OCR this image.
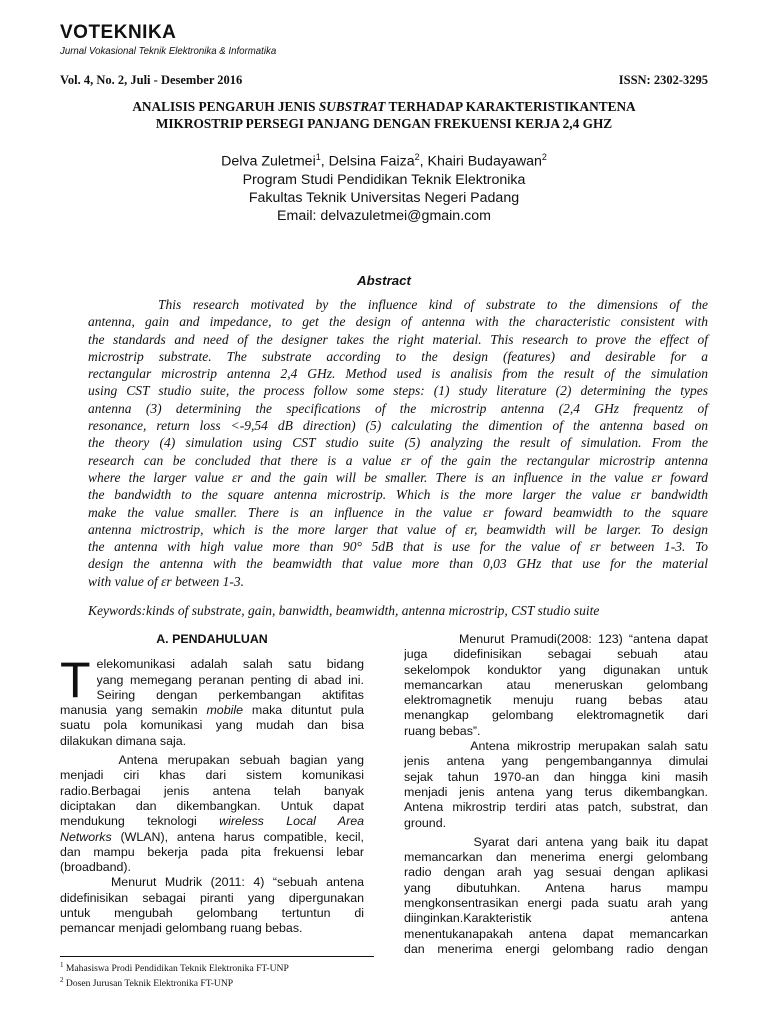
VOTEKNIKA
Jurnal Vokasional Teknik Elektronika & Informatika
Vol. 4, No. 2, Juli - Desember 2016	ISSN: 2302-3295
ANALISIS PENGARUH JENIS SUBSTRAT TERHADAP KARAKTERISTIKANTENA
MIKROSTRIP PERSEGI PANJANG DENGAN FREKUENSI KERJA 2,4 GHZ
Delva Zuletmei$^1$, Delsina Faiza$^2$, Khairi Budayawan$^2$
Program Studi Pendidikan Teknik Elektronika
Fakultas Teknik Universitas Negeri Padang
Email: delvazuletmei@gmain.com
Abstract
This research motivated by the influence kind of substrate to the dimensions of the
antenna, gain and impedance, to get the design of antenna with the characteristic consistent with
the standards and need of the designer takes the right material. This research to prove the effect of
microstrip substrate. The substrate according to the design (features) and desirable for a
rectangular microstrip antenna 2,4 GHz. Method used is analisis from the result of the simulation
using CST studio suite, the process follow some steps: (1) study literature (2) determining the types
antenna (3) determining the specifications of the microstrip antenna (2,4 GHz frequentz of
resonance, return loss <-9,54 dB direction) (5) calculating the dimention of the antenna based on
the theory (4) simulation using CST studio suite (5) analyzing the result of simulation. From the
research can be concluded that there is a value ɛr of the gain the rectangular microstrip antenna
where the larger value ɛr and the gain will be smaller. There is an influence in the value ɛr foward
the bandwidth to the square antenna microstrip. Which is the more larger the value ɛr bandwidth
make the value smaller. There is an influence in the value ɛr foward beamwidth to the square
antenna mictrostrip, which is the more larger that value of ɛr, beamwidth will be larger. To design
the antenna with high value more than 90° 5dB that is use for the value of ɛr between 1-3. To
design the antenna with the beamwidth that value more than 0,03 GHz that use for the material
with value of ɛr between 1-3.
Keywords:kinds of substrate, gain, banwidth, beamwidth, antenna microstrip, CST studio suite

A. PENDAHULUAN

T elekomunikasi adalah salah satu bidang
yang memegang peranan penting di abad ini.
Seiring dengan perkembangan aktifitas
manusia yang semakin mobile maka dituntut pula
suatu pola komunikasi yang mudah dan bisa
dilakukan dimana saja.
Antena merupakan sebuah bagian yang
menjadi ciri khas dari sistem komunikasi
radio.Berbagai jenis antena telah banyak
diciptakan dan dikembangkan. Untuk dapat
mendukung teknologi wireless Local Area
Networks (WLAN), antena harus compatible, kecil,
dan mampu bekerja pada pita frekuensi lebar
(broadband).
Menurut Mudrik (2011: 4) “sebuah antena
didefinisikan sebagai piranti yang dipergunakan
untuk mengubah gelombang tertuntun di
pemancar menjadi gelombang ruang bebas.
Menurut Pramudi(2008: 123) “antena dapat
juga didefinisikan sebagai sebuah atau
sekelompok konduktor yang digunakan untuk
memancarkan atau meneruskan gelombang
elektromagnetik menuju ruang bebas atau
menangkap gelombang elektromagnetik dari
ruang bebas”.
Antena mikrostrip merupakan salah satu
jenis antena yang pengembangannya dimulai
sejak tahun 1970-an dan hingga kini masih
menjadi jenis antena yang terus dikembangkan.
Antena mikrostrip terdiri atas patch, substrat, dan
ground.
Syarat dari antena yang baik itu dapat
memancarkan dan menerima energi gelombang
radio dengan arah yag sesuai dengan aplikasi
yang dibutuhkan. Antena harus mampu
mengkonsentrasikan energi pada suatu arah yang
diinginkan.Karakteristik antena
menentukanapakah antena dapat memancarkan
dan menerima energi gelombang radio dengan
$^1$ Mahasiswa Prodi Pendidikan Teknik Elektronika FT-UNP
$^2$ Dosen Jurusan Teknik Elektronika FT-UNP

...

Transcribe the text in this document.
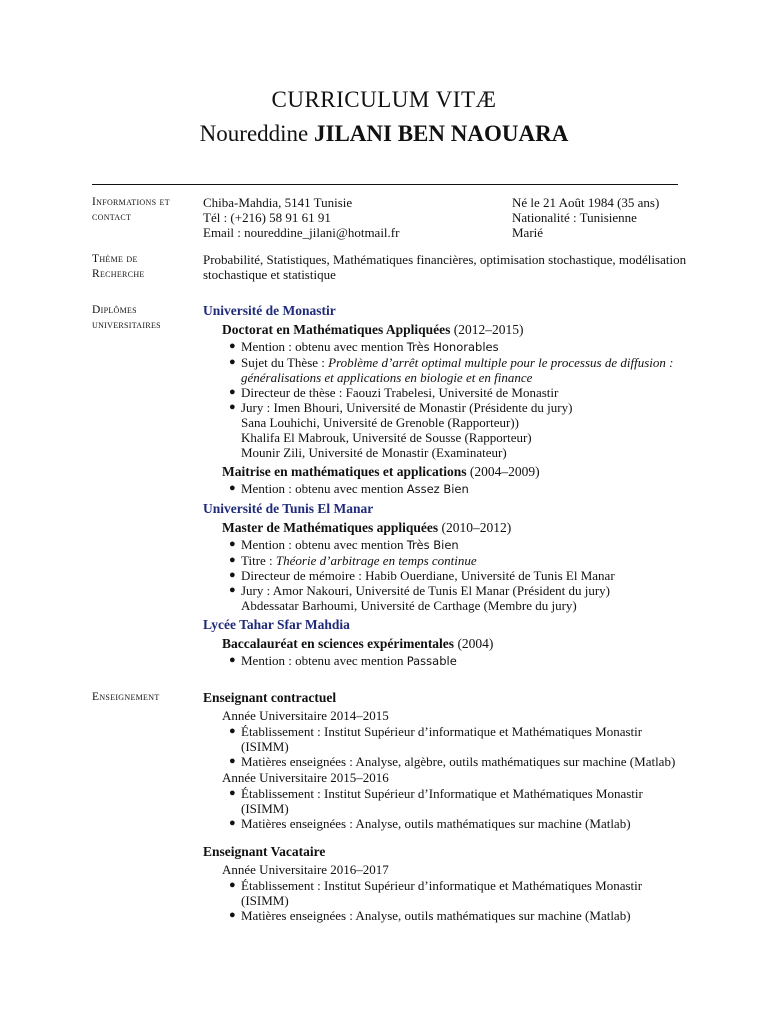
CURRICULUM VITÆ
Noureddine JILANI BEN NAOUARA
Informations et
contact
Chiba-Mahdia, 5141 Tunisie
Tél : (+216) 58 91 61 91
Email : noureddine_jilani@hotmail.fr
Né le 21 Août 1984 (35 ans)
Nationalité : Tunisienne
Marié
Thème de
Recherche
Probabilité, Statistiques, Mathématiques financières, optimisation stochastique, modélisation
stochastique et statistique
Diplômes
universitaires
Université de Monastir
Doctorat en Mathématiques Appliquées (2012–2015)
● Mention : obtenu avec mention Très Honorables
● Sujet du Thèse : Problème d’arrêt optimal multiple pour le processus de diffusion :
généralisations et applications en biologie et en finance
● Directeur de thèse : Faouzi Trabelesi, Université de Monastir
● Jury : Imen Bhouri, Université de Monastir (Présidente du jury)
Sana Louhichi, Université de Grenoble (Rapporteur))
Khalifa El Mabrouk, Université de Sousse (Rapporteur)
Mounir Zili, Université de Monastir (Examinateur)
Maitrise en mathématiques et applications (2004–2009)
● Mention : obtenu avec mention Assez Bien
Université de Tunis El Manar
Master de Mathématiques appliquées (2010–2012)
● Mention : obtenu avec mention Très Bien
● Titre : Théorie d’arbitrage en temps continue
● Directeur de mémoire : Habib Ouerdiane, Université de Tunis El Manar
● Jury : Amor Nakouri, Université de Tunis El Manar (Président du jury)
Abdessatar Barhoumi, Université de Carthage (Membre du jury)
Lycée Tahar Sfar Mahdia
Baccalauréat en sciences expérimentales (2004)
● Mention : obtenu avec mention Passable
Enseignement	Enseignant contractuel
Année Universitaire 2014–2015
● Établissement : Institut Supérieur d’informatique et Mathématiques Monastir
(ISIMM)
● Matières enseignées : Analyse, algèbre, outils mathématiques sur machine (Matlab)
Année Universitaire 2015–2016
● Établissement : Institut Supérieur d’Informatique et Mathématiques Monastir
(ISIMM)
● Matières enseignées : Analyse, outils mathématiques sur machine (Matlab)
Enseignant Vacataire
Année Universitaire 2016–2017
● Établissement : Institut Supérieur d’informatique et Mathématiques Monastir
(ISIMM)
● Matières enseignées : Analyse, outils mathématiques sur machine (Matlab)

---

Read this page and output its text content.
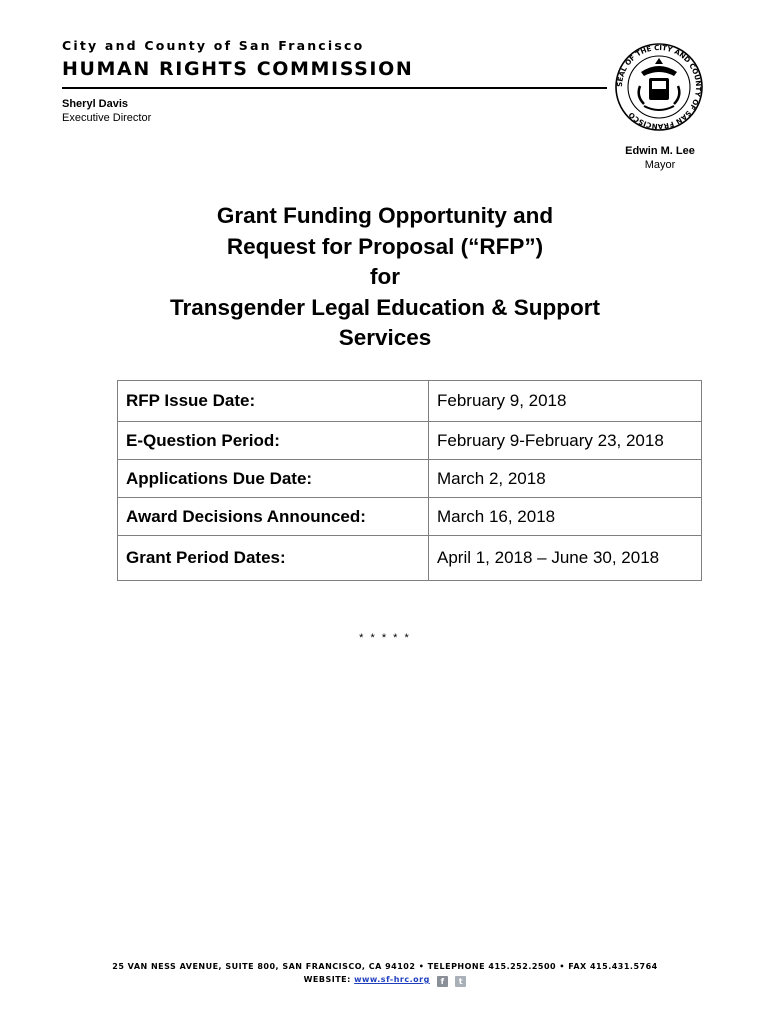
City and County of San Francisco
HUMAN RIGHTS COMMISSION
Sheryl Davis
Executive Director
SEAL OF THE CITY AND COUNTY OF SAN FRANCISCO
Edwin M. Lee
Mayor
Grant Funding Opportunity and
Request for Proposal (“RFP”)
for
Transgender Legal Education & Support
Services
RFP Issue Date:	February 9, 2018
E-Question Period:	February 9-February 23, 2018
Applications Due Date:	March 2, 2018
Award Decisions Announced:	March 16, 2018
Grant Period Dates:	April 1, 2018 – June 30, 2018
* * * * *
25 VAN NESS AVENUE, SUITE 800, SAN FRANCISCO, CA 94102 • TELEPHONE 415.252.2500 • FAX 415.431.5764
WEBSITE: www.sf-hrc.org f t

→ **Directions for this task**
Only the number is wanted: how many lines of these entries contain the string "avec"?

→ **Task result**
4